What is being asked ▸
Reproduce the Site Reliability Engineer job posting below word for word, from "Key Responsibilities" to "performance and uptime.".

Selected extract ▸
Site Reliability Engineer
Shape Security
At F5, we strive to bring a better digital world to life. Our teams empower organizations across the globe to create, secure, and run applications that enhance how we experience our evolving digital world. We are passionate about cybersecurity, from protecting consumers from fraud to enabling companies to focus on innovation.
Everything we do centers around people. That means we obsess over how to make the lives of our customers, and their customers, better. And it means we prioritize a diverse F5 community where each individual can thrive.
The Role
This role serves as a critical hybrid position combining the responsibilities of a skilled Technical Support Engineer with Site Reliability Engineering (SRE) principles. The ideal candidate will embrace automation, observability, and operational excellence to ensure the reliability, scalability, and performance of our AI-powered public SaaS platform. You will operate at the intersection of system optimization and customer success, applying cloud-native technologies and distributed systems methodologies to address challenges at scale.
The role provides an opportunity to run, support, and scale an AI Security SaaS platform engineered for running AI inference across distributed architectures. Success in this role entails strong collaboration, a passion for automation, and the ability to proactively improve system reliability while assisting customers with complex technical inquiries.
Key Responsibilities
Proactive Monitoring, Performance Optimization, and Incident Management
Monitor and measure system behaviors: Ensure Service Level Objectives (SLOs) are being met through observability tools like metrics collection, logging systems, and distributed tracing. Apply proactive data insights to ensure optimal system performance and uptime.
24/7 Support Model: Drive operational excellence to maintain the availability and reliability of SaaS platforms through incident management, root cause resolutions, postmortem authorship, and service restoration processes.

Data section ▸
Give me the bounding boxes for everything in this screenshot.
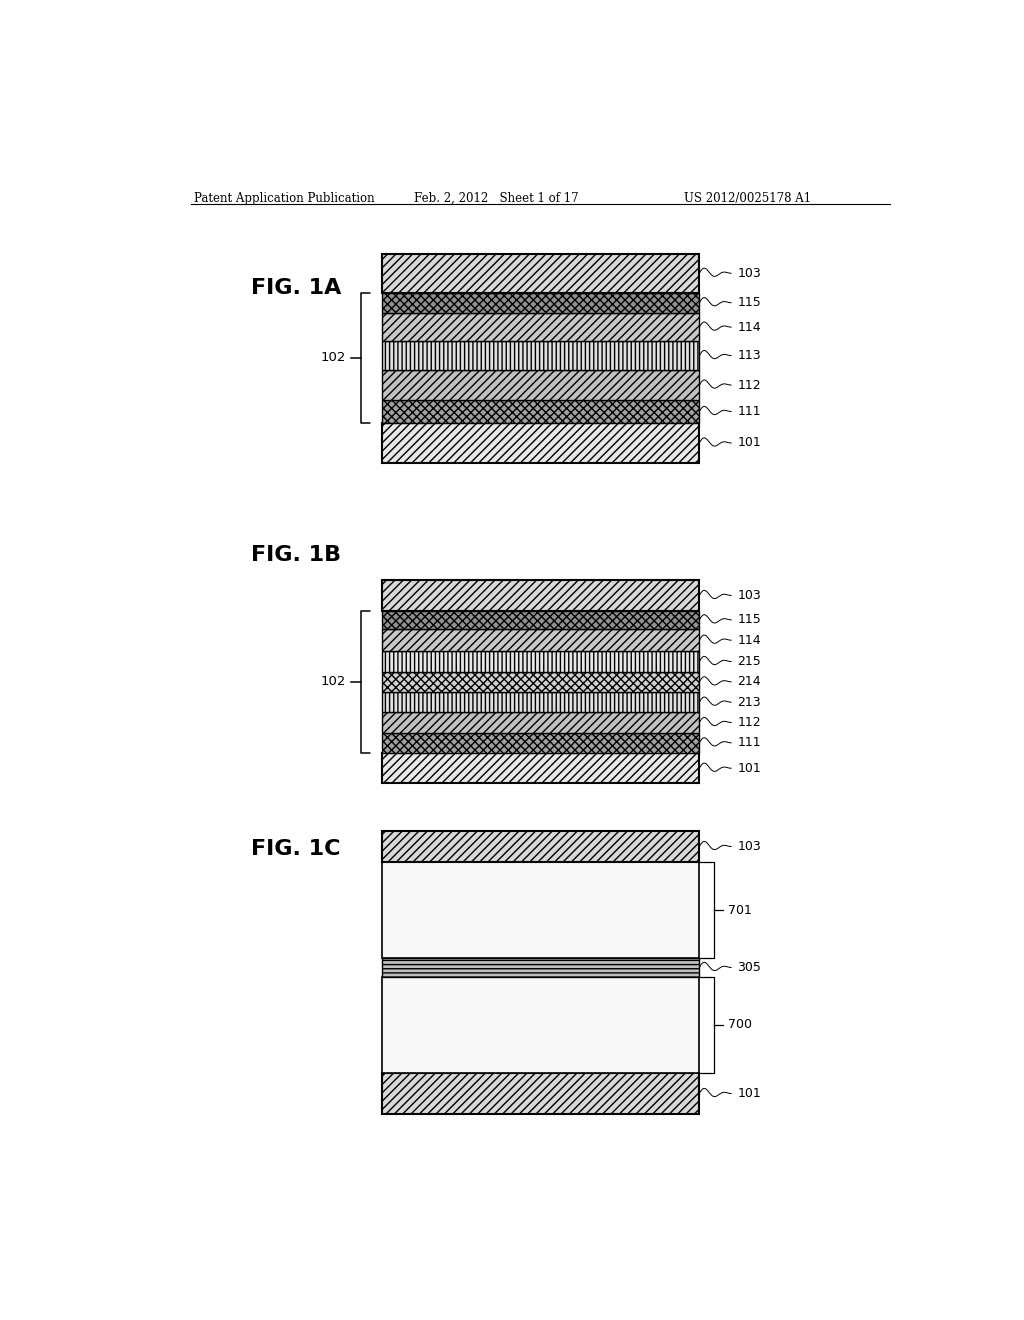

Finished task ▸
Key Responsibilities
Proactive Monitoring, Performance Optimization, and Incident Management
Monitor and measure system behaviors: Ensure Service Level Objectives (SLOs) are being met through observability tools like metrics collection, logging systems, and distributed tracing. Apply proactive data insights to ensure optimal system performance and uptime.